[The exercise] Copy out lines with the word "Tools" from the material that follows.

[Records shown]
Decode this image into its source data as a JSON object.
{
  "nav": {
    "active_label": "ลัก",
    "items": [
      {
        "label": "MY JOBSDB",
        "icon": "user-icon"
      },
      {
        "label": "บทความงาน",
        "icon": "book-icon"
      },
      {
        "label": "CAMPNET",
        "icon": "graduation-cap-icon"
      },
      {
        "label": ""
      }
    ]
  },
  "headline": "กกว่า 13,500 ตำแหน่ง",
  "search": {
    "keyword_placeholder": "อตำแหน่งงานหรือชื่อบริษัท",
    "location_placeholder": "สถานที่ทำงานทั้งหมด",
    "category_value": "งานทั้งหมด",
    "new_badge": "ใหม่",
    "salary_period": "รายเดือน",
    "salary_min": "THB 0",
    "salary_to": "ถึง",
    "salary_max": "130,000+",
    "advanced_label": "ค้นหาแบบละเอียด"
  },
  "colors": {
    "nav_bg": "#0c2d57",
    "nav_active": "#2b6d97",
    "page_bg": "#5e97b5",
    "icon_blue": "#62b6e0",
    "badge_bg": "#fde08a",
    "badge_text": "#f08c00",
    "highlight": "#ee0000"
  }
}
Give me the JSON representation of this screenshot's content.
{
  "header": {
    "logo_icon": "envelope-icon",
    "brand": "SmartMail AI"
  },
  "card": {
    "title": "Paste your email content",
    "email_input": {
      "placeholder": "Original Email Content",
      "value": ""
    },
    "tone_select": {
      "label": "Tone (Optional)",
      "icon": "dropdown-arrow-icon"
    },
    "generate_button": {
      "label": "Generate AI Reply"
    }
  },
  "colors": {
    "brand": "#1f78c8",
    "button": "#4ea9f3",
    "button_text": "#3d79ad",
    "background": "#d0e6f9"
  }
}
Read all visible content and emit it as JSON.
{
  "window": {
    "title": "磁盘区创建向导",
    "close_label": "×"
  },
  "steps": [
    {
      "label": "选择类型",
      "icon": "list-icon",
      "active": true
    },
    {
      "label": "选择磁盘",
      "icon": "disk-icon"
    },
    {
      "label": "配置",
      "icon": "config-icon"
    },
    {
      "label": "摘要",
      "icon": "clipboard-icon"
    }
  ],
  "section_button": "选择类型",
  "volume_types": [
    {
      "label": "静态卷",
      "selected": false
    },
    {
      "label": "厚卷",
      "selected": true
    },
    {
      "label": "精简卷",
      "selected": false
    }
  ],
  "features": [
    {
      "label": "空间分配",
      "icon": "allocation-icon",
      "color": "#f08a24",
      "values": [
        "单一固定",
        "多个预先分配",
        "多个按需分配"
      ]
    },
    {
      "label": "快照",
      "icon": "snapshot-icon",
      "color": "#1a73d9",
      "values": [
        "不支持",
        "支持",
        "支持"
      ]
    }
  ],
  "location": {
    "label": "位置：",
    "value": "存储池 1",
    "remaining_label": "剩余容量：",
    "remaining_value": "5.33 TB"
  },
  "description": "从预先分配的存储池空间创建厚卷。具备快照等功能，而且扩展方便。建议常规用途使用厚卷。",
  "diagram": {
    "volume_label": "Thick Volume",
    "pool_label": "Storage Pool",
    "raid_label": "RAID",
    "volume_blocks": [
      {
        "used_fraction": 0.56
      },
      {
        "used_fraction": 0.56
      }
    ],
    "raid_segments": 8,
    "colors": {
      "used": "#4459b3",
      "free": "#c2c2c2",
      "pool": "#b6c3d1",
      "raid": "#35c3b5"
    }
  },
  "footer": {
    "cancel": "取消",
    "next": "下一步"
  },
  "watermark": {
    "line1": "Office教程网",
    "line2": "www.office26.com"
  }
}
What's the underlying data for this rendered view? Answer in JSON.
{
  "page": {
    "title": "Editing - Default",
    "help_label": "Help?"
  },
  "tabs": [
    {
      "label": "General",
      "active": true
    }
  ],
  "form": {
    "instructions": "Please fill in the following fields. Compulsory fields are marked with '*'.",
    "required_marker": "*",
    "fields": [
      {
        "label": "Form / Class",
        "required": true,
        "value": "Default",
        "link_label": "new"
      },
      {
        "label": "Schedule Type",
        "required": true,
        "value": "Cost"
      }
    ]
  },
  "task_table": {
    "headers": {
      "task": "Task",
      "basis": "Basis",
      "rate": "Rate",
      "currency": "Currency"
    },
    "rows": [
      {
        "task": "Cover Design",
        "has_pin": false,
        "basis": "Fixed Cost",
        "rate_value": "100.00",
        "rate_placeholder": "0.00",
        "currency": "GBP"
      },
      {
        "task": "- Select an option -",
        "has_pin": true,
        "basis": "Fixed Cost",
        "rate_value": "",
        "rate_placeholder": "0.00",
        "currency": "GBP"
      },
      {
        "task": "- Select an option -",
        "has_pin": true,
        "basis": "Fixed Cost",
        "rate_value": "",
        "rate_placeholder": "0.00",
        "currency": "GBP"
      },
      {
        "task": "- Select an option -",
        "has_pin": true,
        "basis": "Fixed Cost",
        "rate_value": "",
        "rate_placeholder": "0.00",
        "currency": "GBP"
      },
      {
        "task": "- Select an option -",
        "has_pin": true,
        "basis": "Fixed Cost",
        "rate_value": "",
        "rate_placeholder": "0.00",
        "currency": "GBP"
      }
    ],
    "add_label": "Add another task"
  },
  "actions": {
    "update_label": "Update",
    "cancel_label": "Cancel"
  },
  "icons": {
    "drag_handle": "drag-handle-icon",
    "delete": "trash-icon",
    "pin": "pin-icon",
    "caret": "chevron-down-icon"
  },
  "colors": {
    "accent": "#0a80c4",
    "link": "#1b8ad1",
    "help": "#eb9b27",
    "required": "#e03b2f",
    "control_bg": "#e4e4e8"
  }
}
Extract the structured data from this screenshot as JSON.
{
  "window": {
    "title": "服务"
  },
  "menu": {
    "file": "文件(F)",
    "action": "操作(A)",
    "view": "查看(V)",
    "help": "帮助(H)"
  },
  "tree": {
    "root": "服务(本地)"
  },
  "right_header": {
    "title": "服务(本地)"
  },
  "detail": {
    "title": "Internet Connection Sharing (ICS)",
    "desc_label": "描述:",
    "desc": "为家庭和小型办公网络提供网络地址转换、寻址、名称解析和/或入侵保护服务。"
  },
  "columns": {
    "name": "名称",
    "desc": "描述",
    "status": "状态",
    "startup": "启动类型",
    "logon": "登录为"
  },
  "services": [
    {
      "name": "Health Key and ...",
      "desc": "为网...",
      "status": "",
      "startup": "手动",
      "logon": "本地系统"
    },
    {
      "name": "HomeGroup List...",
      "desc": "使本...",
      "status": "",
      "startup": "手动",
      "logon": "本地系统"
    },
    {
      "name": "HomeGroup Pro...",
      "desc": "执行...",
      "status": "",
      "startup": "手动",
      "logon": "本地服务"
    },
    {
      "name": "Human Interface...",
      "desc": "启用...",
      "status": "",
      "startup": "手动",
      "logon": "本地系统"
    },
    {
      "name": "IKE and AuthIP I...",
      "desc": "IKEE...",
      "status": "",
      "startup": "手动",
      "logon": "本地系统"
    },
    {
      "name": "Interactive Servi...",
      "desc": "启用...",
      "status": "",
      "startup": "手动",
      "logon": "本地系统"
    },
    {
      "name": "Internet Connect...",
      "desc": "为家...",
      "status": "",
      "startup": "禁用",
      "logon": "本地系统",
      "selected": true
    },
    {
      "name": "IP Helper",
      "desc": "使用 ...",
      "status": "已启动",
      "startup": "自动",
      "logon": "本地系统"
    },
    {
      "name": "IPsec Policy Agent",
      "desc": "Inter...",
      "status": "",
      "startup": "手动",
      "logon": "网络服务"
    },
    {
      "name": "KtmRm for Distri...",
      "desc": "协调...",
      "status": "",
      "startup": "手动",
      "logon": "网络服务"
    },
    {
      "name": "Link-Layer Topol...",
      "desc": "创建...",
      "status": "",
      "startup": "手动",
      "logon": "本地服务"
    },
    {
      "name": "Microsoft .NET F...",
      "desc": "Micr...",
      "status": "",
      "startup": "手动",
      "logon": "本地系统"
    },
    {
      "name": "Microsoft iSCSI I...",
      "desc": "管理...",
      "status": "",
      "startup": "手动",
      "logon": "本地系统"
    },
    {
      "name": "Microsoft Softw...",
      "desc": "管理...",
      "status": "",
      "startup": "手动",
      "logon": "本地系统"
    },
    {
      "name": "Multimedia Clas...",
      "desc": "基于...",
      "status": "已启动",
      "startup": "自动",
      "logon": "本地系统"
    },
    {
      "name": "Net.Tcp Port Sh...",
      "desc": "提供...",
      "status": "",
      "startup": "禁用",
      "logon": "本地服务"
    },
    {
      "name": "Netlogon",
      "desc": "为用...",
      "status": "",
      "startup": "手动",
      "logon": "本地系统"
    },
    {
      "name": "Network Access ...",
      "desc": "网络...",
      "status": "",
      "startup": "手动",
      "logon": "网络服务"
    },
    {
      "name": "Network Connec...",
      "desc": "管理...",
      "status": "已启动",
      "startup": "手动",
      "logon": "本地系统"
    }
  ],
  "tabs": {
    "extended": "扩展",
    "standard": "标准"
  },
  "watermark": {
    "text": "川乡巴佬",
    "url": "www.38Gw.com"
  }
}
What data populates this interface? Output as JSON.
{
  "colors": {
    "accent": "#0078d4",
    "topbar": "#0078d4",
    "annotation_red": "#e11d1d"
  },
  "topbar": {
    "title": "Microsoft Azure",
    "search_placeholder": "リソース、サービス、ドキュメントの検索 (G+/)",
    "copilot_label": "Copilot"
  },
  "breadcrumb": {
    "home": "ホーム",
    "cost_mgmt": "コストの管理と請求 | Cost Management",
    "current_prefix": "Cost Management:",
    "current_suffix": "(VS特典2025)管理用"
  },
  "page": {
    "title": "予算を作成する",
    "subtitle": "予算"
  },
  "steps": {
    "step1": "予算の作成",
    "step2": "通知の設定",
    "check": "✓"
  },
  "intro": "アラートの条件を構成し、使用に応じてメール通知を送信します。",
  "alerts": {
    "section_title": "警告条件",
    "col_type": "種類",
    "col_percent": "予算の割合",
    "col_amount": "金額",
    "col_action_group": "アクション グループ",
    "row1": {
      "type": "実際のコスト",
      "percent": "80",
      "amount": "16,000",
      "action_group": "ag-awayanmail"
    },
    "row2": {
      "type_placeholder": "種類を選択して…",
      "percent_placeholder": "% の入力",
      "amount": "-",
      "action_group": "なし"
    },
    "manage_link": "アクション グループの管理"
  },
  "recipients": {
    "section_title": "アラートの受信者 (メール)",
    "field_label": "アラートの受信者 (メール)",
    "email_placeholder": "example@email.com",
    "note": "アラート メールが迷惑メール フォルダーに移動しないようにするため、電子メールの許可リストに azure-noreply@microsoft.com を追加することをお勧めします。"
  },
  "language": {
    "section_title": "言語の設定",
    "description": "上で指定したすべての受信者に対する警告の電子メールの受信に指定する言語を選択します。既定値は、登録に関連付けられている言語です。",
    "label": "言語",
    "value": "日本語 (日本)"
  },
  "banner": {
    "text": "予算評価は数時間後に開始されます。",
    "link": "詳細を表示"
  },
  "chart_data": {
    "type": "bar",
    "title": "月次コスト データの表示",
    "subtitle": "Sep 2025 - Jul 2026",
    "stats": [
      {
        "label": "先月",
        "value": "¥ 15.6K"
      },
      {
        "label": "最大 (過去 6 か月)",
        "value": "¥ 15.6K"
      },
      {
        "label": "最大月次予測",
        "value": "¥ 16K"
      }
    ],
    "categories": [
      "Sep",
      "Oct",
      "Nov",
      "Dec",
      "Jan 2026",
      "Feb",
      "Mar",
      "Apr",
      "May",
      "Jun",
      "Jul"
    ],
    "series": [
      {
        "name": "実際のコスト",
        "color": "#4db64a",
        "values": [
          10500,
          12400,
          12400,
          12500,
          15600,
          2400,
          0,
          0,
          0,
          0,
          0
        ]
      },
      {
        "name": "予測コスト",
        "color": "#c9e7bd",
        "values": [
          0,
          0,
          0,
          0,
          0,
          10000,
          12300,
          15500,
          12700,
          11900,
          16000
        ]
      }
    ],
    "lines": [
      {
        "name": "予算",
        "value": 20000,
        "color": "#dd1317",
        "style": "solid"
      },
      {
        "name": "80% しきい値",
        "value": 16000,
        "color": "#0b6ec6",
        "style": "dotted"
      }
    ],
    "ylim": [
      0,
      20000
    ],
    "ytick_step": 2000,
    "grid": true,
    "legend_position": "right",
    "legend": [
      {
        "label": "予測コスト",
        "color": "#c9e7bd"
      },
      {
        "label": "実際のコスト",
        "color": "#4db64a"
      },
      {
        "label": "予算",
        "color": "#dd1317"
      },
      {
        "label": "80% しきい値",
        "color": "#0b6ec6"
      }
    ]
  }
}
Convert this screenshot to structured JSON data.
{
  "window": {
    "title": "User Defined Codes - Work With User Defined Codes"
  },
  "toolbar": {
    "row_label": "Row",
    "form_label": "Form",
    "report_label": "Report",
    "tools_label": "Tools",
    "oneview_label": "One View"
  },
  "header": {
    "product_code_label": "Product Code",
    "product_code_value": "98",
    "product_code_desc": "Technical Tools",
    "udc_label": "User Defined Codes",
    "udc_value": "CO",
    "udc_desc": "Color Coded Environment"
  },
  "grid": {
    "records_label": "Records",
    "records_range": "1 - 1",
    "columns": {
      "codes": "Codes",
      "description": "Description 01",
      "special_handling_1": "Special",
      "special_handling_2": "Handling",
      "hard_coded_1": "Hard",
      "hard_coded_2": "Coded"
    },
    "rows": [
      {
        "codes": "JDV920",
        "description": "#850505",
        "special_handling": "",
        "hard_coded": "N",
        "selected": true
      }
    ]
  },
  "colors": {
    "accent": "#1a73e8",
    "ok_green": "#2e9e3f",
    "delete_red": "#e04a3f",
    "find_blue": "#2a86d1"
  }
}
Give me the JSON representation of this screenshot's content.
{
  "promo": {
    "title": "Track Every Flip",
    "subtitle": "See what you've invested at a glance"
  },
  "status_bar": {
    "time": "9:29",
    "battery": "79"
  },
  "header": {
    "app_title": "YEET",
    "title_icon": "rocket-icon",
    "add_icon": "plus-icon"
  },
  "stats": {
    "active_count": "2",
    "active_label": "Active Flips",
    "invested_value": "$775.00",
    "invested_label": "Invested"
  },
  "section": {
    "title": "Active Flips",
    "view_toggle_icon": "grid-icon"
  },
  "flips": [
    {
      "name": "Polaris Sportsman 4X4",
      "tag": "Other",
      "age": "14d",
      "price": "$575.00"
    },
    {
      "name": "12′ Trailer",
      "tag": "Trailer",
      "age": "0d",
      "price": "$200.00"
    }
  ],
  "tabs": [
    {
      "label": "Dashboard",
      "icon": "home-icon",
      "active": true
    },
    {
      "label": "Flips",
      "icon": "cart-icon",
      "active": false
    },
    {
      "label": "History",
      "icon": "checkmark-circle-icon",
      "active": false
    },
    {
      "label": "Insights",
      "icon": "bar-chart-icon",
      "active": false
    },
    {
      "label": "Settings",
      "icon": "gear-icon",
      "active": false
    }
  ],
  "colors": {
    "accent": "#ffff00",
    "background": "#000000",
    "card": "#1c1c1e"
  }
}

[Exercise result]
    "tools_label": "Tools",
    "product_code_desc": "Technical Tools",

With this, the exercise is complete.